Keep only the lines that hold the string "وتنفيذ", filtering out the rest of the entries below.
[START]
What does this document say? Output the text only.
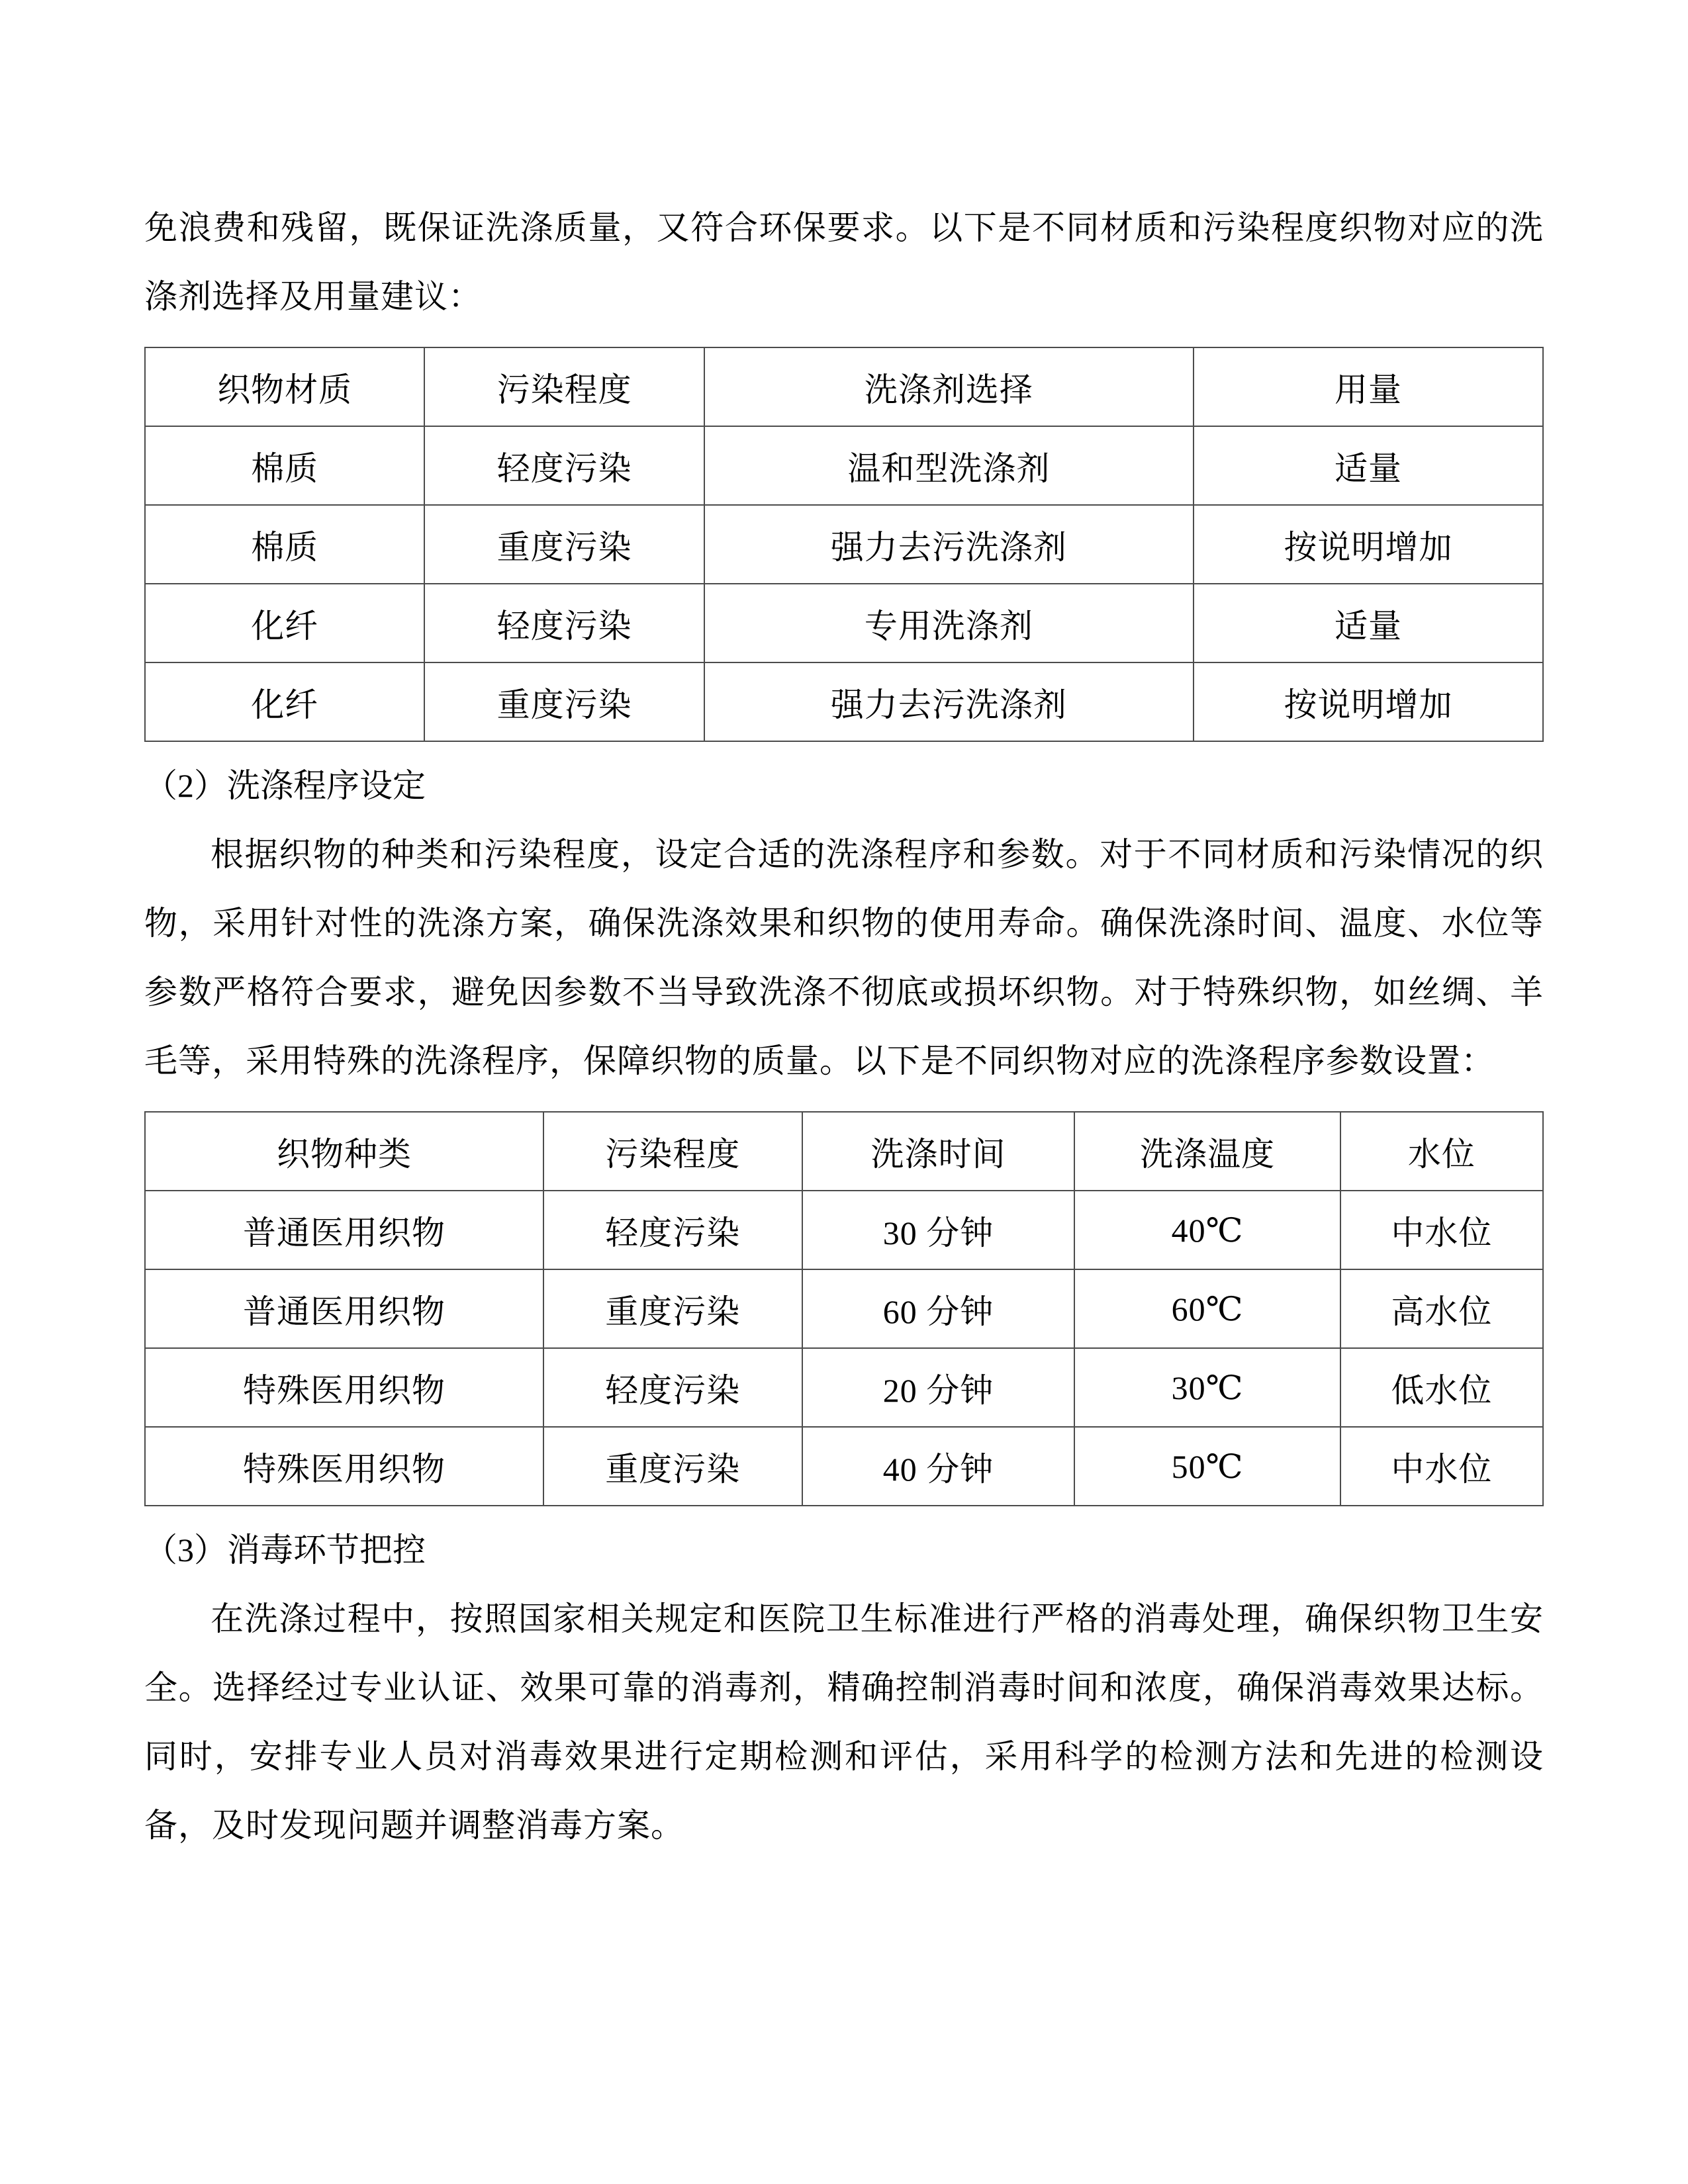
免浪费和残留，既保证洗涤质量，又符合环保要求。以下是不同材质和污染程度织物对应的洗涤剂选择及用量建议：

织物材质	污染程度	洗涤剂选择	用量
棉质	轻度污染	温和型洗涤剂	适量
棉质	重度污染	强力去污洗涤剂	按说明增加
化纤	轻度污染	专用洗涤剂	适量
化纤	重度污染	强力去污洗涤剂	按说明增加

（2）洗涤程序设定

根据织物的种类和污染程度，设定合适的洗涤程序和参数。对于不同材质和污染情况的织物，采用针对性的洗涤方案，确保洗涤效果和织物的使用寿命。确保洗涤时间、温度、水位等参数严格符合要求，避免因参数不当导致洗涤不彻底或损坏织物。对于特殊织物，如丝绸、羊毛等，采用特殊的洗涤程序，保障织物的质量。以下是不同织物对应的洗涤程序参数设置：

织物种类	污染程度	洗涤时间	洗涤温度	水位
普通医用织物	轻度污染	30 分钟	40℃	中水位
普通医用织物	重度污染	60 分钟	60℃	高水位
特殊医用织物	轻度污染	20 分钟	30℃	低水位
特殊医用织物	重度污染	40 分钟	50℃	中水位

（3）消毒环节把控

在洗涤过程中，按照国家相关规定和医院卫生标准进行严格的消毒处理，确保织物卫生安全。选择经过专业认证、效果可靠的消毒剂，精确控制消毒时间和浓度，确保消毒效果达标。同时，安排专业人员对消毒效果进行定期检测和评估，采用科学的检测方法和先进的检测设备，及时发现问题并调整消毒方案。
[END]
[START]
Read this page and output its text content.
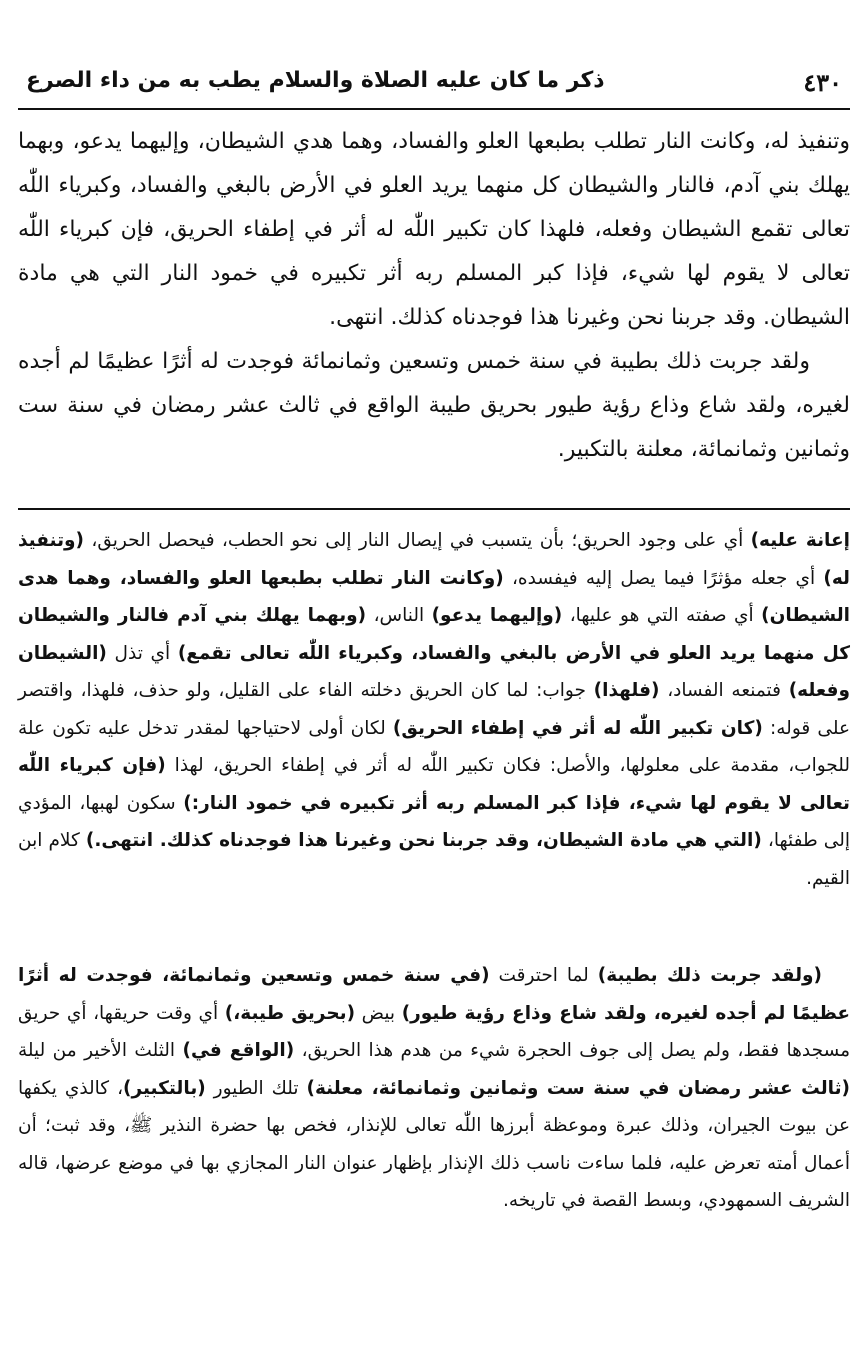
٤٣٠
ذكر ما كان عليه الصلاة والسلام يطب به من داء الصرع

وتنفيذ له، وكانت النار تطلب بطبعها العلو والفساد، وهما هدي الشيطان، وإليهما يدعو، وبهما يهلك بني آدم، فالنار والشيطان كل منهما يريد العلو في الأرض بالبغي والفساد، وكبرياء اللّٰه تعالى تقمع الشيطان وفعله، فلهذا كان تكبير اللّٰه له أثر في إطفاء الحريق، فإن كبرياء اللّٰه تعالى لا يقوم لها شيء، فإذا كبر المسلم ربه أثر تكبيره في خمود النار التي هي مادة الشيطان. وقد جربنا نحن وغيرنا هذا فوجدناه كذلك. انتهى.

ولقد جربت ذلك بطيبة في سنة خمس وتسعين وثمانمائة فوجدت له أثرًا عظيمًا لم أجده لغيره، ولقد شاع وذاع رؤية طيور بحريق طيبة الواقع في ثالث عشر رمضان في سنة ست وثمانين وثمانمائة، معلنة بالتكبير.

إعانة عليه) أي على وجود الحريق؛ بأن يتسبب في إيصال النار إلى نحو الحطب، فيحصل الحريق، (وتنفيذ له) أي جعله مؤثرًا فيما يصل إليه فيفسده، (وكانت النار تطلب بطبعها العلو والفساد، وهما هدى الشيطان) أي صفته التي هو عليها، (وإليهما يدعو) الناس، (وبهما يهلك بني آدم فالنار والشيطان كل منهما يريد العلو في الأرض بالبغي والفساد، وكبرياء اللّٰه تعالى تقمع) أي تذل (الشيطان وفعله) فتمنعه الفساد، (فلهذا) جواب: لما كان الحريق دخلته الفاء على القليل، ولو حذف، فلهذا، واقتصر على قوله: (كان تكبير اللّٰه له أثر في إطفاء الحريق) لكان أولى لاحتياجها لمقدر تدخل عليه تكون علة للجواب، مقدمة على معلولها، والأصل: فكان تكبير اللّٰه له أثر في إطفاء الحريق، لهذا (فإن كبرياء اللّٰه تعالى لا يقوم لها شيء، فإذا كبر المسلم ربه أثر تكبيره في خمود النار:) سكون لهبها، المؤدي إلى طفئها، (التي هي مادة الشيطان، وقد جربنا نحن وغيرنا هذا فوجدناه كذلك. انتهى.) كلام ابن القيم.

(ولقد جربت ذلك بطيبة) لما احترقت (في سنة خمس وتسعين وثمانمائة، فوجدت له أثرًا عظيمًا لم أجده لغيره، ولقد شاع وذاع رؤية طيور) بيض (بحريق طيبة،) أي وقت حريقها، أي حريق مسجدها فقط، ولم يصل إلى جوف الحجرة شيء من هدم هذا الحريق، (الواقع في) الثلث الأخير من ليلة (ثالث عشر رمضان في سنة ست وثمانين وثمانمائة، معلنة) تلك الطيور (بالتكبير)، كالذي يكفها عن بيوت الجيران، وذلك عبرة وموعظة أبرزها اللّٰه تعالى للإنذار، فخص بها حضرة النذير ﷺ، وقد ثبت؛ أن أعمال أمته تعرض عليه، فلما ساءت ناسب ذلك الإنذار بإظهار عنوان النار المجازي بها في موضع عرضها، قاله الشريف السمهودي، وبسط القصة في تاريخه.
[END]
**Full output**
وتنفيذ له، وكانت النار تطلب بطبعها العلو والفساد، وهما هدي الشيطان، وإليهما يدعو، وبهما يهلك بني آدم، فالنار والشيطان كل منهما يريد العلو في الأرض بالبغي والفساد، وكبرياء اللّٰه تعالى تقمع الشيطان وفعله، فلهذا كان تكبير اللّٰه له أثر في إطفاء الحريق، فإن كبرياء اللّٰه تعالى لا يقوم لها شيء، فإذا كبر المسلم ربه أثر تكبيره في خمود النار التي هي مادة الشيطان. وقد جربنا نحن وغيرنا هذا فوجدناه كذلك. انتهى.
إعانة عليه) أي على وجود الحريق؛ بأن يتسبب في إيصال النار إلى نحو الحطب، فيحصل الحريق، (وتنفيذ له) أي جعله مؤثرًا فيما يصل إليه فيفسده، (وكانت النار تطلب بطبعها العلو والفساد، وهما هدى الشيطان) أي صفته التي هو عليها، (وإليهما يدعو) الناس، (وبهما يهلك بني آدم فالنار والشيطان كل منهما يريد العلو في الأرض بالبغي والفساد، وكبرياء اللّٰه تعالى تقمع) أي تذل (الشيطان وفعله) فتمنعه الفساد، (فلهذا) جواب: لما كان الحريق دخلته الفاء على القليل، ولو حذف، فلهذا، واقتصر على قوله: (كان تكبير اللّٰه له أثر في إطفاء الحريق) لكان أولى لاحتياجها لمقدر تدخل عليه تكون علة للجواب، مقدمة على معلولها، والأصل: فكان تكبير اللّٰه له أثر في إطفاء الحريق، لهذا (فإن كبرياء اللّٰه تعالى لا يقوم لها شيء، فإذا كبر المسلم ربه أثر تكبيره في خمود النار:) سكون لهبها، المؤدي إلى طفئها، (التي هي مادة الشيطان، وقد جربنا نحن وغيرنا هذا فوجدناه كذلك. انتهى.) كلام ابن القيم.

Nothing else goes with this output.